Your task is to copy each line that has the word "mensen".

Provided data:
# # # #
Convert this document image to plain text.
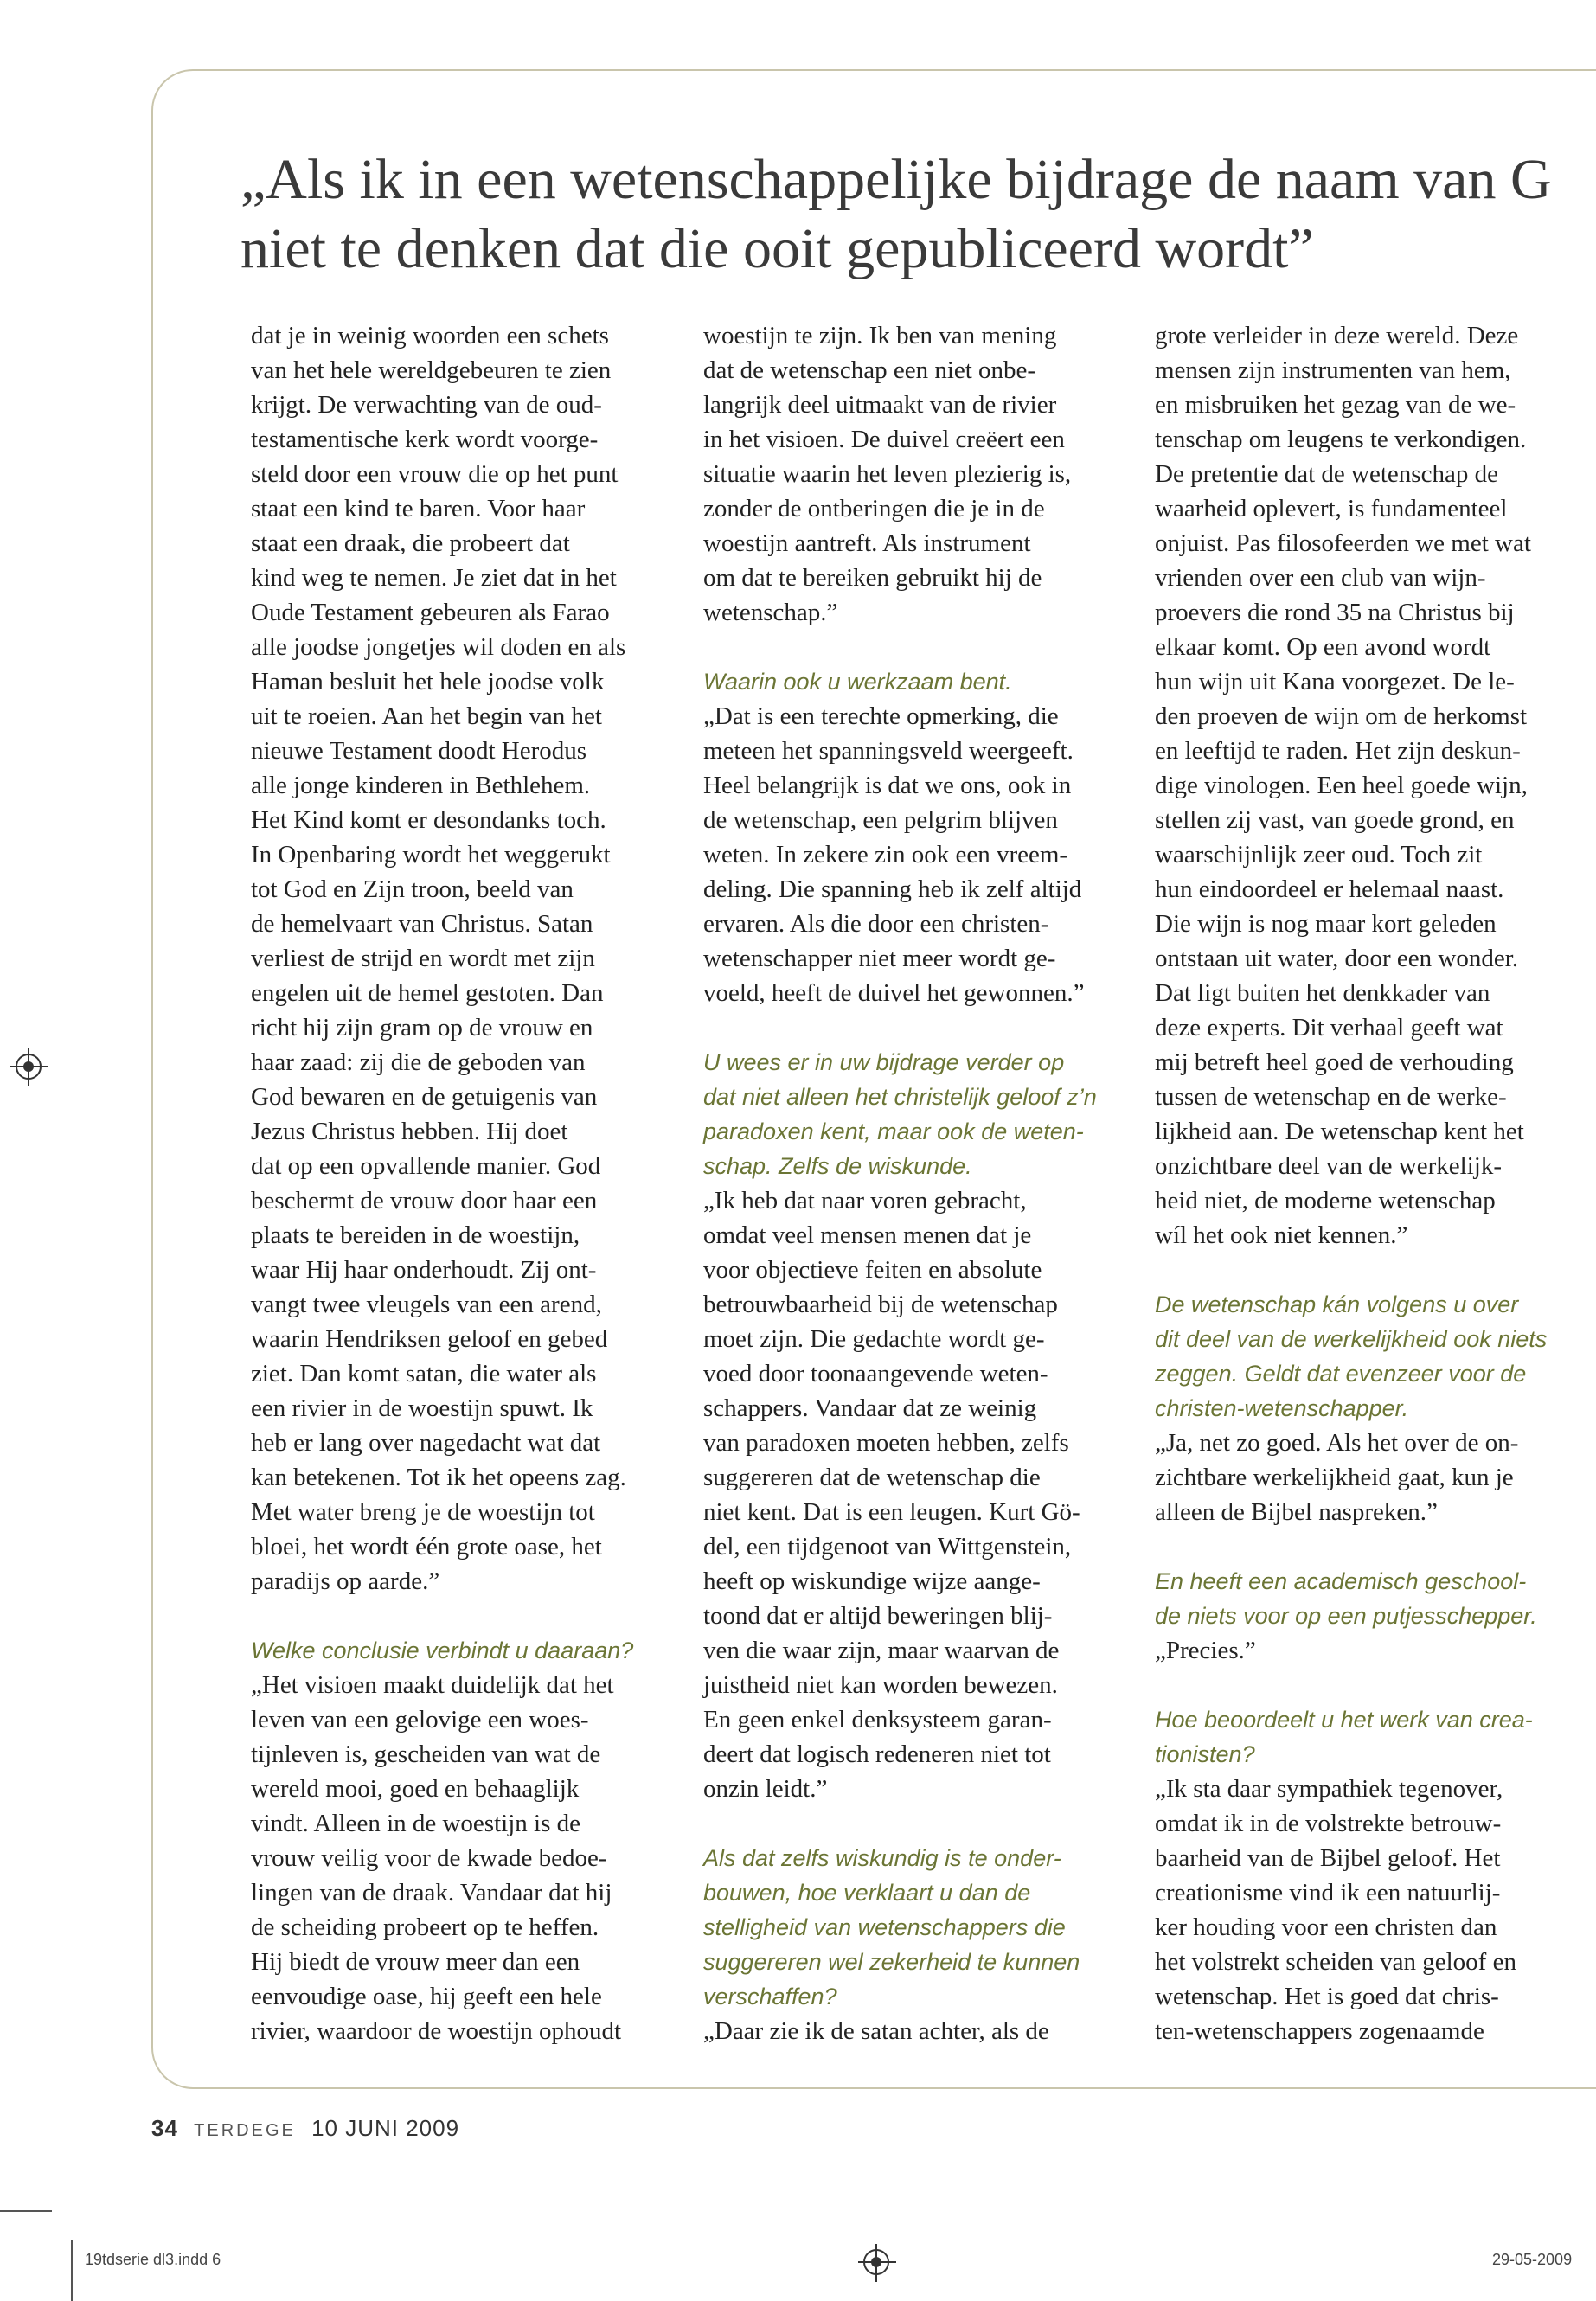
„Als ik in een wetenschappelijke bijdrage de naam van G
niet te denken dat die ooit gepubliceerd wordt”
dat je in weinig woorden een schets
van het hele wereldgebeuren te zien
krijgt. De verwachting van de oud-
testamentische kerk wordt voorge-
steld door een vrouw die op het punt
staat een kind te baren. Voor haar
staat een draak, die probeert dat
kind weg te nemen. Je ziet dat in het
Oude Testament gebeuren als Farao
alle joodse jongetjes wil doden en als
Haman besluit het hele joodse volk
uit te roeien. Aan het begin van het
nieuwe Testament doodt Herodus
alle jonge kinderen in Bethlehem.
Het Kind komt er desondanks toch.
In Openbaring wordt het weggerukt
tot God en Zijn troon, beeld van
de hemelvaart van Christus. Satan
verliest de strijd en wordt met zijn
engelen uit de hemel gestoten. Dan
richt hij zijn gram op de vrouw en
haar zaad: zij die de geboden van
God bewaren en de getuigenis van
Jezus Christus hebben. Hij doet
dat op een opvallende manier. God
beschermt de vrouw door haar een
plaats te bereiden in de woestijn,
waar Hij haar onderhoudt. Zij ont-
vangt twee vleugels van een arend,
waarin Hendriksen geloof en gebed
ziet. Dan komt satan, die water als
een rivier in de woestijn spuwt. Ik
heb er lang over nagedacht wat dat
kan betekenen. Tot ik het opeens zag.
Met water breng je de woestijn tot
bloei, het wordt één grote oase, het
paradijs op aarde.”
Welke conclusie verbindt u daaraan?
„Het visioen maakt duidelijk dat het
leven van een gelovige een woes-
tijnleven is, gescheiden van wat de
wereld mooi, goed en behaaglijk
vindt. Alleen in de woestijn is de
vrouw veilig voor de kwade bedoe-
lingen van de draak. Vandaar dat hij
de scheiding probeert op te heffen.
Hij biedt de vrouw meer dan een
eenvoudige oase, hij geeft een hele
rivier, waardoor de woestijn ophoudt
woestijn te zijn. Ik ben van mening
dat de wetenschap een niet onbe-
langrijk deel uitmaakt van de rivier
in het visioen. De duivel creëert een
situatie waarin het leven plezierig is,
zonder de ontberingen die je in de
woestijn aantreft. Als instrument
om dat te bereiken gebruikt hij de
wetenschap.”
Waarin ook u werkzaam bent.
„Dat is een terechte opmerking, die
meteen het spanningsveld weergeeft.
Heel belangrijk is dat we ons, ook in
de wetenschap, een pelgrim blijven
weten. In zekere zin ook een vreem-
deling. Die spanning heb ik zelf altijd
ervaren. Als die door een christen-
wetenschapper niet meer wordt ge-
voeld, heeft de duivel het gewonnen.”
U wees er in uw bijdrage verder op
dat niet alleen het christelijk geloof z’n
paradoxen kent, maar ook de weten-
schap. Zelfs de wiskunde.
„Ik heb dat naar voren gebracht,
omdat veel mensen menen dat je
voor objectieve feiten en absolute
betrouwbaarheid bij de wetenschap
moet zijn. Die gedachte wordt ge-
voed door toonaangevende weten-
schappers. Vandaar dat ze weinig
van paradoxen moeten hebben, zelfs
suggereren dat de wetenschap die
niet kent. Dat is een leugen. Kurt Gö-
del, een tijdgenoot van Wittgenstein,
heeft op wiskundige wijze aange-
toond dat er altijd beweringen blij-
ven die waar zijn, maar waarvan de
juistheid niet kan worden bewezen.
En geen enkel denksysteem garan-
deert dat logisch redeneren niet tot
onzin leidt.”
Als dat zelfs wiskundig is te onder-
bouwen, hoe verklaart u dan de
stelligheid van wetenschappers die
suggereren wel zekerheid te kunnen
verschaffen?
„Daar zie ik de satan achter, als de
grote verleider in deze wereld. Deze
mensen zijn instrumenten van hem,
en misbruiken het gezag van de we-
tenschap om leugens te verkondigen.
De pretentie dat de wetenschap de
waarheid oplevert, is fundamenteel
onjuist. Pas filosofeerden we met wat
vrienden over een club van wijn-
proevers die rond 35 na Christus bij
elkaar komt. Op een avond wordt
hun wijn uit Kana voorgezet. De le-
den proeven de wijn om de herkomst
en leeftijd te raden. Het zijn deskun-
dige vinologen. Een heel goede wijn,
stellen zij vast, van goede grond, en
waarschijnlijk zeer oud. Toch zit
hun eindoordeel er helemaal naast.
Die wijn is nog maar kort geleden
ontstaan uit water, door een wonder.
Dat ligt buiten het denkkader van
deze experts. Dit verhaal geeft wat
mij betreft heel goed de verhouding
tussen de wetenschap en de werke-
lijkheid aan. De wetenschap kent het
onzichtbare deel van de werkelijk-
heid niet, de moderne wetenschap
wíl het ook niet kennen.”
De wetenschap kán volgens u over
dit deel van de werkelijkheid ook niets
zeggen. Geldt dat evenzeer voor de
christen-wetenschapper.
„Ja, net zo goed. Als het over de on-
zichtbare werkelijkheid gaat, kun je
alleen de Bijbel naspreken.”
En heeft een academisch geschool-
de niets voor op een putjesschepper.
„Precies.”
Hoe beoordeelt u het werk van crea-
tionisten?
„Ik sta daar sympathiek tegenover,
omdat ik in de volstrekte betrouw-
baarheid van de Bijbel geloof. Het
creationisme vind ik een natuurlij-
ker houding voor een christen dan
het volstrekt scheiden van geloof en
wetenschap. Het is goed dat chris-
ten-wetenschappers zogenaamde
34 TERDEGE 10 JUNI 2009
19tdserie dl3.indd 6	29-05-2009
# # # #
Exercise response:
omdat veel mensen menen dat je
mensen zijn instrumenten van hem,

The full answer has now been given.